Dataset items

--- start ---

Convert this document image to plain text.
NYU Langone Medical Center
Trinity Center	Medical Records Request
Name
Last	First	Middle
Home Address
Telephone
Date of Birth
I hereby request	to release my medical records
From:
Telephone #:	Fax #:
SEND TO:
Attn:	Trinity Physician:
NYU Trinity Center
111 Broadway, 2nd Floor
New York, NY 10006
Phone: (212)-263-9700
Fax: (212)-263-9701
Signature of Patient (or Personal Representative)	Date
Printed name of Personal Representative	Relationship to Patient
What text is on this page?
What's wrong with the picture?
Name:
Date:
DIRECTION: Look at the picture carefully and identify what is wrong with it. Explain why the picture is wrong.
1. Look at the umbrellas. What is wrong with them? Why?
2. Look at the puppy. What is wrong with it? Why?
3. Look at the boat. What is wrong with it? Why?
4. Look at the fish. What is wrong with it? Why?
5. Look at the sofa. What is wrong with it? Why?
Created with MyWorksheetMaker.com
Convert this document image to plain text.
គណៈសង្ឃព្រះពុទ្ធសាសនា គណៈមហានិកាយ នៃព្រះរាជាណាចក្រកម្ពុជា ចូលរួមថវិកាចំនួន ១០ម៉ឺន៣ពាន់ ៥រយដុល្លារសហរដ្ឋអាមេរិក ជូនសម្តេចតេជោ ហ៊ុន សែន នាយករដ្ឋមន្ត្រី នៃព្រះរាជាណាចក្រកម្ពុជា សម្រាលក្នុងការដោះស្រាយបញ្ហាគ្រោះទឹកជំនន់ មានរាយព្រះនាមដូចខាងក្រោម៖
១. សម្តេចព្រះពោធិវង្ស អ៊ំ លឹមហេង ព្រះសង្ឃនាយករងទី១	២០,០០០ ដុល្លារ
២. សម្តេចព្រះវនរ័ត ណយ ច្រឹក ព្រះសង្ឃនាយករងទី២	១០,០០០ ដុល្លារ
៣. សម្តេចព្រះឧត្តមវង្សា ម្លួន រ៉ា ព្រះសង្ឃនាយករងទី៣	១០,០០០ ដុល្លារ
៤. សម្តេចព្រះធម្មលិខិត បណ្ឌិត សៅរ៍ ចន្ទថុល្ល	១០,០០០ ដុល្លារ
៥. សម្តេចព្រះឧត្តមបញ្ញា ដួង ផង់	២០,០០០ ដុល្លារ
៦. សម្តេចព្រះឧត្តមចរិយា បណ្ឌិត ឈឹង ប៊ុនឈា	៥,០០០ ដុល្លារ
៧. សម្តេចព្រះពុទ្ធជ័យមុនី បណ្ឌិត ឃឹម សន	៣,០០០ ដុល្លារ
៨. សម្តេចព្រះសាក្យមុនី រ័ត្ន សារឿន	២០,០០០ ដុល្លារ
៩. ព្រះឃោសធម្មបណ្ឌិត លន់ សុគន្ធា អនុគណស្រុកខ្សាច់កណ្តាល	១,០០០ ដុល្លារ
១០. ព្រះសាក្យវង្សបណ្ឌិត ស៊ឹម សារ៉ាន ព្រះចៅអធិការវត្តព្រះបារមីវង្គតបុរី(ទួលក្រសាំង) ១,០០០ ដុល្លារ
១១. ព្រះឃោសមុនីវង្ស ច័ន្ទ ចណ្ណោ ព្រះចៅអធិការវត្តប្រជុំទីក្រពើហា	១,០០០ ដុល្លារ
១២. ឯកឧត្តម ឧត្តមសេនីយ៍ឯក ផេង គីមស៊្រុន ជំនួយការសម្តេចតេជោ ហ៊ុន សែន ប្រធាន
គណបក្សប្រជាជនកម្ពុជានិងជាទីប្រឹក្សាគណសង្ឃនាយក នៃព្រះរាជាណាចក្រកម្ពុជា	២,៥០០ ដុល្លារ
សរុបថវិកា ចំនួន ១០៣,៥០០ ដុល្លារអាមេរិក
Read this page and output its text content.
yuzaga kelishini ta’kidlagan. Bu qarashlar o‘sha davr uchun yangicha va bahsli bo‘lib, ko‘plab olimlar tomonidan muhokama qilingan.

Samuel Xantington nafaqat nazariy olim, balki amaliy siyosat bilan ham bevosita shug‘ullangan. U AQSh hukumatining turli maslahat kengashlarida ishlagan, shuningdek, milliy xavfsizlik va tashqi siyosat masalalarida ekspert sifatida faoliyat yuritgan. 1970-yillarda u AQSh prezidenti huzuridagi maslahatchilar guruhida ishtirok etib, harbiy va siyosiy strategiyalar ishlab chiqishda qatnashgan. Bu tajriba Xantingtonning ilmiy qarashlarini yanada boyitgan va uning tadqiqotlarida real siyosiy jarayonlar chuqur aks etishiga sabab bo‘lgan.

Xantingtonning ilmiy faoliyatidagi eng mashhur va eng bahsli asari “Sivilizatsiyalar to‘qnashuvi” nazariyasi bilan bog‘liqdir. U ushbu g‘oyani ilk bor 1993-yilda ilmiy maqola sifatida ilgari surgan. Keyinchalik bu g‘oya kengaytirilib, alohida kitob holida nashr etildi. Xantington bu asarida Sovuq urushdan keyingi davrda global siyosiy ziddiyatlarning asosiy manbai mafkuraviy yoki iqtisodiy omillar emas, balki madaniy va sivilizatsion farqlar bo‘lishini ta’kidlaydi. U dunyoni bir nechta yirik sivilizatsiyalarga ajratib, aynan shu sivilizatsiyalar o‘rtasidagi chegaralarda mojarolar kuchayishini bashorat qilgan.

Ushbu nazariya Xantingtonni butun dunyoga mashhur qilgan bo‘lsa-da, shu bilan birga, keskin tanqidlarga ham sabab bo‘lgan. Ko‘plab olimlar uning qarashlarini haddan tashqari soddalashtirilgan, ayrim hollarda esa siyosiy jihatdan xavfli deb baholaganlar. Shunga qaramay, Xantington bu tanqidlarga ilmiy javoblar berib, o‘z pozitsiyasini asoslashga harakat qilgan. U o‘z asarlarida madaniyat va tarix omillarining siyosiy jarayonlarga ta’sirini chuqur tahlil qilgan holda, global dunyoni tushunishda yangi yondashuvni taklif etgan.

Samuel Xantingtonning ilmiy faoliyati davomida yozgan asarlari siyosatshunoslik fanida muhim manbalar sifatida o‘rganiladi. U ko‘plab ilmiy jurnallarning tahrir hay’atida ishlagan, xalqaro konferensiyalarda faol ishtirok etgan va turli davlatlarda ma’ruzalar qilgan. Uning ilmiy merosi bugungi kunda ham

--- end ---

Using the listing above, please repeat every entry exactly.

■ OUTPUT FOR THIS TASK:
Convert this document image to plain text.
NYU Langone Medical Center
Trinity Center	Medical Records Request
Name
Last	First	Middle
Home Address
Telephone
Date of Birth
I hereby request	to release my medical records
From:
Telephone #:	Fax #:
SEND TO:
Attn:	Trinity Physician:
NYU Trinity Center
111 Broadway, 2nd Floor
New York, NY 10006
Phone: (212)-263-9700
Fax: (212)-263-9701
Signature of Patient (or Personal Representative)	Date
Printed name of Personal Representative	Relationship to Patient
What text is on this page?
What's wrong with the picture?
Name:
Date:
DIRECTION: Look at the picture carefully and identify what is wrong with it. Explain why the picture is wrong.
1. Look at the umbrellas. What is wrong with them? Why?
2. Look at the puppy. What is wrong with it? Why?
3. Look at the boat. What is wrong with it? Why?
4. Look at the fish. What is wrong with it? Why?
5. Look at the sofa. What is wrong with it? Why?
Created with MyWorksheetMaker.com
Convert this document image to plain text.
គណៈសង្ឃព្រះពុទ្ធសាសនា គណៈមហានិកាយ នៃព្រះរាជាណាចក្រកម្ពុជា ចូលរួមថវិកាចំនួន ១០ម៉ឺន៣ពាន់ ៥រយដុល្លារសហរដ្ឋអាមេរិក ជូនសម្តេចតេជោ ហ៊ុន សែន នាយករដ្ឋមន្ត្រី នៃព្រះរាជាណាចក្រកម្ពុជា សម្រាលក្នុងការដោះស្រាយបញ្ហាគ្រោះទឹកជំនន់ មានរាយព្រះនាមដូចខាងក្រោម៖
១. សម្តេចព្រះពោធិវង្ស អ៊ំ លឹមហេង ព្រះសង្ឃនាយករងទី១	២០,០០០ ដុល្លារ
២. សម្តេចព្រះវនរ័ត ណយ ច្រឹក ព្រះសង្ឃនាយករងទី២	១០,០០០ ដុល្លារ
៣. សម្តេចព្រះឧត្តមវង្សា ម្លួន រ៉ា ព្រះសង្ឃនាយករងទី៣	១០,០០០ ដុល្លារ
៤. សម្តេចព្រះធម្មលិខិត បណ្ឌិត សៅរ៍ ចន្ទថុល្ល	១០,០០០ ដុល្លារ
៥. សម្តេចព្រះឧត្តមបញ្ញា ដួង ផង់	២០,០០០ ដុល្លារ
៦. សម្តេចព្រះឧត្តមចរិយា បណ្ឌិត ឈឹង ប៊ុនឈា	៥,០០០ ដុល្លារ
៧. សម្តេចព្រះពុទ្ធជ័យមុនី បណ្ឌិត ឃឹម សន	៣,០០០ ដុល្លារ
៨. សម្តេចព្រះសាក្យមុនី រ័ត្ន សារឿន	២០,០០០ ដុល្លារ
៩. ព្រះឃោសធម្មបណ្ឌិត លន់ សុគន្ធា អនុគណស្រុកខ្សាច់កណ្តាល	១,០០០ ដុល្លារ
១០. ព្រះសាក្យវង្សបណ្ឌិត ស៊ឹម សារ៉ាន ព្រះចៅអធិការវត្តព្រះបារមីវង្គតបុរី(ទួលក្រសាំង) ១,០០០ ដុល្លារ
១១. ព្រះឃោសមុនីវង្ស ច័ន្ទ ចណ្ណោ ព្រះចៅអធិការវត្តប្រជុំទីក្រពើហា	១,០០០ ដុល្លារ
១២. ឯកឧត្តម ឧត្តមសេនីយ៍ឯក ផេង គីមស៊្រុន ជំនួយការសម្តេចតេជោ ហ៊ុន សែន ប្រធាន
គណបក្សប្រជាជនកម្ពុជានិងជាទីប្រឹក្សាគណសង្ឃនាយក នៃព្រះរាជាណាចក្រកម្ពុជា	២,៥០០ ដុល្លារ
សរុបថវិកា ចំនួន ១០៣,៥០០ ដុល្លារអាមេរិក
Read this page and output its text content.
yuzaga kelishini ta’kidlagan. Bu qarashlar o‘sha davr uchun yangicha va bahsli bo‘lib, ko‘plab olimlar tomonidan muhokama qilingan.

Samuel Xantington nafaqat nazariy olim, balki amaliy siyosat bilan ham bevosita shug‘ullangan. U AQSh hukumatining turli maslahat kengashlarida ishlagan, shuningdek, milliy xavfsizlik va tashqi siyosat masalalarida ekspert sifatida faoliyat yuritgan. 1970-yillarda u AQSh prezidenti huzuridagi maslahatchilar guruhida ishtirok etib, harbiy va siyosiy strategiyalar ishlab chiqishda qatnashgan. Bu tajriba Xantingtonning ilmiy qarashlarini yanada boyitgan va uning tadqiqotlarida real siyosiy jarayonlar chuqur aks etishiga sabab bo‘lgan.

Xantingtonning ilmiy faoliyatidagi eng mashhur va eng bahsli asari “Sivilizatsiyalar to‘qnashuvi” nazariyasi bilan bog‘liqdir. U ushbu g‘oyani ilk bor 1993-yilda ilmiy maqola sifatida ilgari surgan. Keyinchalik bu g‘oya kengaytirilib, alohida kitob holida nashr etildi. Xantington bu asarida Sovuq urushdan keyingi davrda global siyosiy ziddiyatlarning asosiy manbai mafkuraviy yoki iqtisodiy omillar emas, balki madaniy va sivilizatsion farqlar bo‘lishini ta’kidlaydi. U dunyoni bir nechta yirik sivilizatsiyalarga ajratib, aynan shu sivilizatsiyalar o‘rtasidagi chegaralarda mojarolar kuchayishini bashorat qilgan.

Ushbu nazariya Xantingtonni butun dunyoga mashhur qilgan bo‘lsa-da, shu bilan birga, keskin tanqidlarga ham sabab bo‘lgan. Ko‘plab olimlar uning qarashlarini haddan tashqari soddalashtirilgan, ayrim hollarda esa siyosiy jihatdan xavfli deb baholaganlar. Shunga qaramay, Xantington bu tanqidlarga ilmiy javoblar berib, o‘z pozitsiyasini asoslashga harakat qilgan. U o‘z asarlarida madaniyat va tarix omillarining siyosiy jarayonlarga ta’sirini chuqur tahlil qilgan holda, global dunyoni tushunishda yangi yondashuvni taklif etgan.

Samuel Xantingtonning ilmiy faoliyati davomida yozgan asarlari siyosatshunoslik fanida muhim manbalar sifatida o‘rganiladi. U ko‘plab ilmiy jurnallarning tahrir hay’atida ishlagan, xalqaro konferensiyalarda faol ishtirok etgan va turli davlatlarda ma’ruzalar qilgan. Uning ilmiy merosi bugungi kunda ham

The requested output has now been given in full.